Retype all of the entries word for word.

Dataset rows
⁂

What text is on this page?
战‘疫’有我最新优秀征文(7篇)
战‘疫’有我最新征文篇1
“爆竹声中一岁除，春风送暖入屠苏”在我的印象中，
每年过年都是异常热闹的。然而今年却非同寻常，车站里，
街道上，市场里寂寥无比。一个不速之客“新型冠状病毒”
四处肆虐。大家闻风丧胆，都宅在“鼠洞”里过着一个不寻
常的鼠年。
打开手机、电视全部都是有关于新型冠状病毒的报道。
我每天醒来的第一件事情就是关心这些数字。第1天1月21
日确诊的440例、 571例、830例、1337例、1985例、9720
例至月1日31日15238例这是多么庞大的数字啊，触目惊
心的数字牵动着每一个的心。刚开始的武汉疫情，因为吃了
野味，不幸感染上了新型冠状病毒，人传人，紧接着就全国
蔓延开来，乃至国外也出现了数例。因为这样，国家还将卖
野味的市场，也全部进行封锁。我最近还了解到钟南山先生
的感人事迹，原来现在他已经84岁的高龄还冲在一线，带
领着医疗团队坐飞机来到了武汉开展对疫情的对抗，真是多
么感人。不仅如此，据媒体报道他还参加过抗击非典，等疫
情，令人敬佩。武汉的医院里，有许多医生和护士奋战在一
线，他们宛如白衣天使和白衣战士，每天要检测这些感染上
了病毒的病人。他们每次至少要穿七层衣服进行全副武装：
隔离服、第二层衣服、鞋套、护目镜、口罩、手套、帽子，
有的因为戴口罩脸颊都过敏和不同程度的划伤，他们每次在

⁂

*Result of this exercise:*
What text is on this page?
战‘疫’有我最新优秀征文(7篇)
战‘疫’有我最新征文篇1
“爆竹声中一岁除，春风送暖入屠苏”在我的印象中，
每年过年都是异常热闹的。然而今年却非同寻常，车站里，
街道上，市场里寂寥无比。一个不速之客“新型冠状病毒”
四处肆虐。大家闻风丧胆，都宅在“鼠洞”里过着一个不寻
常的鼠年。
打开手机、电视全部都是有关于新型冠状病毒的报道。
我每天醒来的第一件事情就是关心这些数字。第1天1月21
日确诊的440例、 571例、830例、1337例、1985例、9720
例至月1日31日15238例这是多么庞大的数字啊，触目惊
心的数字牵动着每一个的心。刚开始的武汉疫情，因为吃了
野味，不幸感染上了新型冠状病毒，人传人，紧接着就全国
蔓延开来，乃至国外也出现了数例。因为这样，国家还将卖
野味的市场，也全部进行封锁。我最近还了解到钟南山先生
的感人事迹，原来现在他已经84岁的高龄还冲在一线，带
领着医疗团队坐飞机来到了武汉开展对疫情的对抗，真是多
么感人。不仅如此，据媒体报道他还参加过抗击非典，等疫
情，令人敬佩。武汉的医院里，有许多医生和护士奋战在一
线，他们宛如白衣天使和白衣战士，每天要检测这些感染上
了病毒的病人。他们每次至少要穿七层衣服进行全副武装：
隔离服、第二层衣服、鞋套、护目镜、口罩、手套、帽子，
有的因为戴口罩脸颊都过敏和不同程度的划伤，他们每次在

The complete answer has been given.